(begin)

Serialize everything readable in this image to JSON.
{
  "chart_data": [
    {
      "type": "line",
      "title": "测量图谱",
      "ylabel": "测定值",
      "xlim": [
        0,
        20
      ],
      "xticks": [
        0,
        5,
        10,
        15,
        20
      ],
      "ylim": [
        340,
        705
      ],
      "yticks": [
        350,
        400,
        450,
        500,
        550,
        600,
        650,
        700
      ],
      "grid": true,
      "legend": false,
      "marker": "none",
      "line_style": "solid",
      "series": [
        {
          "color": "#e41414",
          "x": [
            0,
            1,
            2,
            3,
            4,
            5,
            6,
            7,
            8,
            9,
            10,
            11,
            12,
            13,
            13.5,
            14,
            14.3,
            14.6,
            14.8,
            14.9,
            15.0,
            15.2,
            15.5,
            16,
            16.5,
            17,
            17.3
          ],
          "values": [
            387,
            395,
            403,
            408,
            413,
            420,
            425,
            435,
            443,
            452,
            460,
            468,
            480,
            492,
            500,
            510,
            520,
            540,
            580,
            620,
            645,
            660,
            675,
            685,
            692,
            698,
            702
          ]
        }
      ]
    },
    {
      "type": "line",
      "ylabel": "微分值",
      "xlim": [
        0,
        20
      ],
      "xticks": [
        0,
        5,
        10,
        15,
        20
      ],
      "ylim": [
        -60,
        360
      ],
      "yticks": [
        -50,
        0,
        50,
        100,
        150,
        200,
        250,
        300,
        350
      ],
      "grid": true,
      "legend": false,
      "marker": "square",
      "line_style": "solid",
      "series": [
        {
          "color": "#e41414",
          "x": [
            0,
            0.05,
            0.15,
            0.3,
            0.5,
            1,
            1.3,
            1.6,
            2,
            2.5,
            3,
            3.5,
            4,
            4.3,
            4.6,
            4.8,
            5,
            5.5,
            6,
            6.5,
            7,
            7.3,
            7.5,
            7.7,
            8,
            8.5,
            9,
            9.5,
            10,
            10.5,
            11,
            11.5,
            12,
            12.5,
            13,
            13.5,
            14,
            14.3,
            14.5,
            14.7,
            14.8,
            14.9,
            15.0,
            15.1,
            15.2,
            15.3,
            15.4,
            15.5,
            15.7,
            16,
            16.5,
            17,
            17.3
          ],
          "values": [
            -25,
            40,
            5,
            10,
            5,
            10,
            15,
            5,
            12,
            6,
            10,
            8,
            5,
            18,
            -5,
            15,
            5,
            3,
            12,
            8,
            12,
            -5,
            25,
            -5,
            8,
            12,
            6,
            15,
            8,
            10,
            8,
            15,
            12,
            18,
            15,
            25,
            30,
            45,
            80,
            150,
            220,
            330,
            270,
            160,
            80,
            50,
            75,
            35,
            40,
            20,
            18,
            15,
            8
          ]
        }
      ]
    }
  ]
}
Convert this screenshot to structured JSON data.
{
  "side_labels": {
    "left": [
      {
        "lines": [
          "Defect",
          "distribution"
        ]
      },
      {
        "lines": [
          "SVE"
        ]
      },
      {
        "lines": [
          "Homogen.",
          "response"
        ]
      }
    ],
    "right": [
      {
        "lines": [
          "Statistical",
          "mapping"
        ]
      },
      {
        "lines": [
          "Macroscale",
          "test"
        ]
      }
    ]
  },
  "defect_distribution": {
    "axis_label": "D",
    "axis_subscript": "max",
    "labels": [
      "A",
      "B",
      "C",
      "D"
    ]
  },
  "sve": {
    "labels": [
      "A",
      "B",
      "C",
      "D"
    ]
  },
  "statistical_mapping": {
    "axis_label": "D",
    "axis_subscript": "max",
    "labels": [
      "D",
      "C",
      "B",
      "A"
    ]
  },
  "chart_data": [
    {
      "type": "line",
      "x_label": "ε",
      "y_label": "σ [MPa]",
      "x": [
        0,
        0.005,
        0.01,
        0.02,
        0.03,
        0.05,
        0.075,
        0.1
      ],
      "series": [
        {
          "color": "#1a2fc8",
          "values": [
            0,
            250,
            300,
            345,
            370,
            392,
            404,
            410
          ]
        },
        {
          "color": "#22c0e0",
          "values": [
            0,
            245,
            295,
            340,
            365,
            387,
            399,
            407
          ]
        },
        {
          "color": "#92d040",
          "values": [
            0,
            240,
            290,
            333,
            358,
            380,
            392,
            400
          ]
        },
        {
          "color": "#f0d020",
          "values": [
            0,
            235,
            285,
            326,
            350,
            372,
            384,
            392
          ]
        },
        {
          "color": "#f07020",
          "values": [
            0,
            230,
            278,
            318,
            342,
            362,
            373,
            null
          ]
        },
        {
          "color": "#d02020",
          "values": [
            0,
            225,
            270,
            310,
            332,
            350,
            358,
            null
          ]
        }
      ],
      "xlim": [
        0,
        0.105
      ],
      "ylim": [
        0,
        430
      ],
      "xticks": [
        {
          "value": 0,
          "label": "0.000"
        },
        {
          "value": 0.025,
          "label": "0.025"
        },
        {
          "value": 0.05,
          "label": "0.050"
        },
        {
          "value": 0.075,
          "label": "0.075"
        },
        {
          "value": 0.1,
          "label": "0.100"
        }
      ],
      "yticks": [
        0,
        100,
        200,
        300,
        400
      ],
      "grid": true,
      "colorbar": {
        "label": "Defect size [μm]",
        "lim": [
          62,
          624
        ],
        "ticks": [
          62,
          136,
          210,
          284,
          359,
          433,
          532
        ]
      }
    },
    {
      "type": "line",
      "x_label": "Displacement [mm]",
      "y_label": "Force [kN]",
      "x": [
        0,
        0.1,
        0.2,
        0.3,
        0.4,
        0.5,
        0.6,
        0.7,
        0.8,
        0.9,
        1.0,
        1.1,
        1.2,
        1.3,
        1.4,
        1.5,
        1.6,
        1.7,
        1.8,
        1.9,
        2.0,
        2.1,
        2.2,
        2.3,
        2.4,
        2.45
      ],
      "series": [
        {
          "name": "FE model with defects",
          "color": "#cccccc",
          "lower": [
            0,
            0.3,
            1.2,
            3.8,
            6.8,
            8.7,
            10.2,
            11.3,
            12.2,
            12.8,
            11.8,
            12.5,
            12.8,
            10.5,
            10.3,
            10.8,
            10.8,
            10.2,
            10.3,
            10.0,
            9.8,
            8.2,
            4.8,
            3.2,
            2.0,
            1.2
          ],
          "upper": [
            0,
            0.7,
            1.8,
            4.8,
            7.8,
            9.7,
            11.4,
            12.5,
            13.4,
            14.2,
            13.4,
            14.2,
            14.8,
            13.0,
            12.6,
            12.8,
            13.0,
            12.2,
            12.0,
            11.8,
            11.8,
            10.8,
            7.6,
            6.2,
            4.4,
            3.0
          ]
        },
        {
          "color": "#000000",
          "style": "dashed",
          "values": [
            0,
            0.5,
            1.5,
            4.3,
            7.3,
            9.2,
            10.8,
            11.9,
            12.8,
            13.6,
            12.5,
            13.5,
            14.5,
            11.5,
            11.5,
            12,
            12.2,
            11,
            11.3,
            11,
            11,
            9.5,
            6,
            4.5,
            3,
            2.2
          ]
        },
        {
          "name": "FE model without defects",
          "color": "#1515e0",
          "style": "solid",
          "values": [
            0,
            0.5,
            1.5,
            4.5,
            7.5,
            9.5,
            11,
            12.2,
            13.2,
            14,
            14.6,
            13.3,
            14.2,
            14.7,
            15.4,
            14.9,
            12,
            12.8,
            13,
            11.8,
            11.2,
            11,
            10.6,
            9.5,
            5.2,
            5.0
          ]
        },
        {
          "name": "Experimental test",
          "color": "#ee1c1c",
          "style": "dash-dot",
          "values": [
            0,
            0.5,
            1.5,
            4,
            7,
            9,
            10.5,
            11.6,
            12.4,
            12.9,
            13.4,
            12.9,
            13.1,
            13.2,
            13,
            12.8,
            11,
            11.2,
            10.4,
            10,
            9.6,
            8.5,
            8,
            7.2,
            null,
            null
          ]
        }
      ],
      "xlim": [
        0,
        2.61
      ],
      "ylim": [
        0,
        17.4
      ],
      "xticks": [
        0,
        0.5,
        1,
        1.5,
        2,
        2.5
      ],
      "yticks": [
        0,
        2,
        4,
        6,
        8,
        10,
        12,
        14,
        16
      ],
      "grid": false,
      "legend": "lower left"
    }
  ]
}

(end)

● **STATED EXERCISE**:
Identify and extract each line of the listing that contains "this".

● **REPLY**:
Serialize everything readable in this image to JSON.
Convert this screenshot to structured JSON data.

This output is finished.